Start of Material

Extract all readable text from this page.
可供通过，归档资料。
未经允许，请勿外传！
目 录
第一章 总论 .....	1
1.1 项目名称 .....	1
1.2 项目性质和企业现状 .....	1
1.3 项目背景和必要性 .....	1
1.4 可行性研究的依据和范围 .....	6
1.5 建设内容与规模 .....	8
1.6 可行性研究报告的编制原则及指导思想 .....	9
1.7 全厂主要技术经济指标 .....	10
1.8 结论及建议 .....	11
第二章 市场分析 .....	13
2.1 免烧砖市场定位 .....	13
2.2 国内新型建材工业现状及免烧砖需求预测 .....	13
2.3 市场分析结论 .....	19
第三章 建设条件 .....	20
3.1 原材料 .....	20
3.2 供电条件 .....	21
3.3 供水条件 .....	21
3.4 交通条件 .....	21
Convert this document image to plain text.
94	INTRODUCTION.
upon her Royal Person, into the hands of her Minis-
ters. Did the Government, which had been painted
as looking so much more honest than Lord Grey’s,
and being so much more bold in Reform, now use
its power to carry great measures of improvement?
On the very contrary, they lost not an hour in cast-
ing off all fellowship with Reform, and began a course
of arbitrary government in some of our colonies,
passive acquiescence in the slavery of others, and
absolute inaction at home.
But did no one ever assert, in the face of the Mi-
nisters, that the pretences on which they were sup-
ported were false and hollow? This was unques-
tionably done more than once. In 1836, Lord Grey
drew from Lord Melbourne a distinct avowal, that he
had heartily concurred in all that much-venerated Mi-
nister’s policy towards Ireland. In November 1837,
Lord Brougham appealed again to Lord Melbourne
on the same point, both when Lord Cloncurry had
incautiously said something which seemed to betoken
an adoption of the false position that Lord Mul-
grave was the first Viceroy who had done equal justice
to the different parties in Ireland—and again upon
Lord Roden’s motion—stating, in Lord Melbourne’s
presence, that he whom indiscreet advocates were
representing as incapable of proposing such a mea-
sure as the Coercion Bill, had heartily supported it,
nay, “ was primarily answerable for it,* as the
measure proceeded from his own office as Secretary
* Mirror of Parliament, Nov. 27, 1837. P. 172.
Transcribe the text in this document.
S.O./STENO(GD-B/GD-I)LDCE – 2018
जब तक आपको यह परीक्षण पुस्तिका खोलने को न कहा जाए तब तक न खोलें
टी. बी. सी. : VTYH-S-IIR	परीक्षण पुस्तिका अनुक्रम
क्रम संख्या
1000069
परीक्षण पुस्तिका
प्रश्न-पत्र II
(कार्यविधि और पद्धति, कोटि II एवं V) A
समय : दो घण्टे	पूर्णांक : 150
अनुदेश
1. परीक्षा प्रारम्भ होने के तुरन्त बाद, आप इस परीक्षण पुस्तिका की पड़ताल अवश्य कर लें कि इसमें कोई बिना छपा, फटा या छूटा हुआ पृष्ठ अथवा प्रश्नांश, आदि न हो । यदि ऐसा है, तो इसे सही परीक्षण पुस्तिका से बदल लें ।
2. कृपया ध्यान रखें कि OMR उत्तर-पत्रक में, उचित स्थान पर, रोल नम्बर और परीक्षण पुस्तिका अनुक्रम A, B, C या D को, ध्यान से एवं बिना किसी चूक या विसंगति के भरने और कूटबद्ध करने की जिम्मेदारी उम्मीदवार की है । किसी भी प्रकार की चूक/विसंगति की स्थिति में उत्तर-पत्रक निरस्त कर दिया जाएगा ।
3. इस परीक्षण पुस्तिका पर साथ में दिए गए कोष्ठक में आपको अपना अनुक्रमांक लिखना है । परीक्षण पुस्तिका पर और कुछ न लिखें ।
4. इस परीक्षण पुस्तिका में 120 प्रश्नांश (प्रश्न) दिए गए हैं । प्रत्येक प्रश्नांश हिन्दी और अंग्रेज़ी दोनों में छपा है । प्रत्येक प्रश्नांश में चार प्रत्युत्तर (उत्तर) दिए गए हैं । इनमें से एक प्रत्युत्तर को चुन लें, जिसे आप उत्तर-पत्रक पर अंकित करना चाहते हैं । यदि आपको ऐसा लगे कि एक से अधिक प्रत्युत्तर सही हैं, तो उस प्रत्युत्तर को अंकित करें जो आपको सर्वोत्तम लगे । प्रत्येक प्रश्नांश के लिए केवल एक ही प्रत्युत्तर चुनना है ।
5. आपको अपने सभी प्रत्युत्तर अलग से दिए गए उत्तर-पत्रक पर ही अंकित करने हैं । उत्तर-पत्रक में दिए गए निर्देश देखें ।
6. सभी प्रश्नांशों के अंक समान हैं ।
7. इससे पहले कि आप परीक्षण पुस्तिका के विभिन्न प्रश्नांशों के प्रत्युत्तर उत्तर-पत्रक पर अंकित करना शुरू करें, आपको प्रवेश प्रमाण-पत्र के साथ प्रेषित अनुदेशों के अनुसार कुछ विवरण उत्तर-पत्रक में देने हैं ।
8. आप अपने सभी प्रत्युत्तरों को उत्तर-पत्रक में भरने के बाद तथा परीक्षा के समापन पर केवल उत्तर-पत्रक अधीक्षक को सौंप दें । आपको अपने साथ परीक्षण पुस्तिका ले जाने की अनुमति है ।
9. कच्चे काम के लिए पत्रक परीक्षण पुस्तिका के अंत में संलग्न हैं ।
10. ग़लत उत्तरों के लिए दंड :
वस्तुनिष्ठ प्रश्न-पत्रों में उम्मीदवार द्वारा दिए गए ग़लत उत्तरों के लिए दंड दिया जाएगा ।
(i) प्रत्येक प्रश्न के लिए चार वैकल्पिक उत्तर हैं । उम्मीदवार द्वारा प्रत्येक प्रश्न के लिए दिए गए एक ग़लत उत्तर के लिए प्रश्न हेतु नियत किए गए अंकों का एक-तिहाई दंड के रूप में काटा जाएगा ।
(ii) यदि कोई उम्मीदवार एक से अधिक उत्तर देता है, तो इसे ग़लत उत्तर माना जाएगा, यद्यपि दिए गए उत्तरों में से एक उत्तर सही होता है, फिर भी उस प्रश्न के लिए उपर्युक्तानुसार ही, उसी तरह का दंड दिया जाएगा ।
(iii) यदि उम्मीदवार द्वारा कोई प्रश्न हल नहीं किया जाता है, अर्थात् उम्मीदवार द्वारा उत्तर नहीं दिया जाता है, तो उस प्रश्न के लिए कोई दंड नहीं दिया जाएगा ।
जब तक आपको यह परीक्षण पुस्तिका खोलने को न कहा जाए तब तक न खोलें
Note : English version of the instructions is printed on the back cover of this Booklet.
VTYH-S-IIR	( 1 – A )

End of Material

Work to complete >>
Give a word-for-word copy of the records.

Task response >>
Extract all readable text from this page.
可供通过，归档资料。
未经允许，请勿外传！
目 录
第一章 总论 .....	1
1.1 项目名称 .....	1
1.2 项目性质和企业现状 .....	1
1.3 项目背景和必要性 .....	1
1.4 可行性研究的依据和范围 .....	6
1.5 建设内容与规模 .....	8
1.6 可行性研究报告的编制原则及指导思想 .....	9
1.7 全厂主要技术经济指标 .....	10
1.8 结论及建议 .....	11
第二章 市场分析 .....	13
2.1 免烧砖市场定位 .....	13
2.2 国内新型建材工业现状及免烧砖需求预测 .....	13
2.3 市场分析结论 .....	19
第三章 建设条件 .....	20
3.1 原材料 .....	20
3.2 供电条件 .....	21
3.3 供水条件 .....	21
3.4 交通条件 .....	21
Convert this document image to plain text.
94	INTRODUCTION.
upon her Royal Person, into the hands of her Minis-
ters. Did the Government, which had been painted
as looking so much more honest than Lord Grey’s,
and being so much more bold in Reform, now use
its power to carry great measures of improvement?
On the very contrary, they lost not an hour in cast-
ing off all fellowship with Reform, and began a course
of arbitrary government in some of our colonies,
passive acquiescence in the slavery of others, and
absolute inaction at home.
But did no one ever assert, in the face of the Mi-
nisters, that the pretences on which they were sup-
ported were false and hollow? This was unques-
tionably done more than once. In 1836, Lord Grey
drew from Lord Melbourne a distinct avowal, that he
had heartily concurred in all that much-venerated Mi-
nister’s policy towards Ireland. In November 1837,
Lord Brougham appealed again to Lord Melbourne
on the same point, both when Lord Cloncurry had
incautiously said something which seemed to betoken
an adoption of the false position that Lord Mul-
grave was the first Viceroy who had done equal justice
to the different parties in Ireland—and again upon
Lord Roden’s motion—stating, in Lord Melbourne’s
presence, that he whom indiscreet advocates were
representing as incapable of proposing such a mea-
sure as the Coercion Bill, had heartily supported it,
nay, “ was primarily answerable for it,* as the
measure proceeded from his own office as Secretary
* Mirror of Parliament, Nov. 27, 1837. P. 172.
Transcribe the text in this document.
S.O./STENO(GD-B/GD-I)LDCE – 2018
जब तक आपको यह परीक्षण पुस्तिका खोलने को न कहा जाए तब तक न खोलें
टी. बी. सी. : VTYH-S-IIR	परीक्षण पुस्तिका अनुक्रम
क्रम संख्या
1000069
परीक्षण पुस्तिका
प्रश्न-पत्र II
(कार्यविधि और पद्धति, कोटि II एवं V) A
समय : दो घण्टे	पूर्णांक : 150
अनुदेश
1. परीक्षा प्रारम्भ होने के तुरन्त बाद, आप इस परीक्षण पुस्तिका की पड़ताल अवश्य कर लें कि इसमें कोई बिना छपा, फटा या छूटा हुआ पृष्ठ अथवा प्रश्नांश, आदि न हो । यदि ऐसा है, तो इसे सही परीक्षण पुस्तिका से बदल लें ।
2. कृपया ध्यान रखें कि OMR उत्तर-पत्रक में, उचित स्थान पर, रोल नम्बर और परीक्षण पुस्तिका अनुक्रम A, B, C या D को, ध्यान से एवं बिना किसी चूक या विसंगति के भरने और कूटबद्ध करने की जिम्मेदारी उम्मीदवार की है । किसी भी प्रकार की चूक/विसंगति की स्थिति में उत्तर-पत्रक निरस्त कर दिया जाएगा ।
3. इस परीक्षण पुस्तिका पर साथ में दिए गए कोष्ठक में आपको अपना अनुक्रमांक लिखना है । परीक्षण पुस्तिका पर और कुछ न लिखें ।
4. इस परीक्षण पुस्तिका में 120 प्रश्नांश (प्रश्न) दिए गए हैं । प्रत्येक प्रश्नांश हिन्दी और अंग्रेज़ी दोनों में छपा है । प्रत्येक प्रश्नांश में चार प्रत्युत्तर (उत्तर) दिए गए हैं । इनमें से एक प्रत्युत्तर को चुन लें, जिसे आप उत्तर-पत्रक पर अंकित करना चाहते हैं । यदि आपको ऐसा लगे कि एक से अधिक प्रत्युत्तर सही हैं, तो उस प्रत्युत्तर को अंकित करें जो आपको सर्वोत्तम लगे । प्रत्येक प्रश्नांश के लिए केवल एक ही प्रत्युत्तर चुनना है ।
5. आपको अपने सभी प्रत्युत्तर अलग से दिए गए उत्तर-पत्रक पर ही अंकित करने हैं । उत्तर-पत्रक में दिए गए निर्देश देखें ।
6. सभी प्रश्नांशों के अंक समान हैं ।
7. इससे पहले कि आप परीक्षण पुस्तिका के विभिन्न प्रश्नांशों के प्रत्युत्तर उत्तर-पत्रक पर अंकित करना शुरू करें, आपको प्रवेश प्रमाण-पत्र के साथ प्रेषित अनुदेशों के अनुसार कुछ विवरण उत्तर-पत्रक में देने हैं ।
8. आप अपने सभी प्रत्युत्तरों को उत्तर-पत्रक में भरने के बाद तथा परीक्षा के समापन पर केवल उत्तर-पत्रक अधीक्षक को सौंप दें । आपको अपने साथ परीक्षण पुस्तिका ले जाने की अनुमति है ।
9. कच्चे काम के लिए पत्रक परीक्षण पुस्तिका के अंत में संलग्न हैं ।
10. ग़लत उत्तरों के लिए दंड :
वस्तुनिष्ठ प्रश्न-पत्रों में उम्मीदवार द्वारा दिए गए ग़लत उत्तरों के लिए दंड दिया जाएगा ।
(i) प्रत्येक प्रश्न के लिए चार वैकल्पिक उत्तर हैं । उम्मीदवार द्वारा प्रत्येक प्रश्न के लिए दिए गए एक ग़लत उत्तर के लिए प्रश्न हेतु नियत किए गए अंकों का एक-तिहाई दंड के रूप में काटा जाएगा ।
(ii) यदि कोई उम्मीदवार एक से अधिक उत्तर देता है, तो इसे ग़लत उत्तर माना जाएगा, यद्यपि दिए गए उत्तरों में से एक उत्तर सही होता है, फिर भी उस प्रश्न के लिए उपर्युक्तानुसार ही, उसी तरह का दंड दिया जाएगा ।
(iii) यदि उम्मीदवार द्वारा कोई प्रश्न हल नहीं किया जाता है, अर्थात् उम्मीदवार द्वारा उत्तर नहीं दिया जाता है, तो उस प्रश्न के लिए कोई दंड नहीं दिया जाएगा ।
जब तक आपको यह परीक्षण पुस्तिका खोलने को न कहा जाए तब तक न खोलें
Note : English version of the instructions is printed on the back cover of this Booklet.
VTYH-S-IIR	( 1 – A )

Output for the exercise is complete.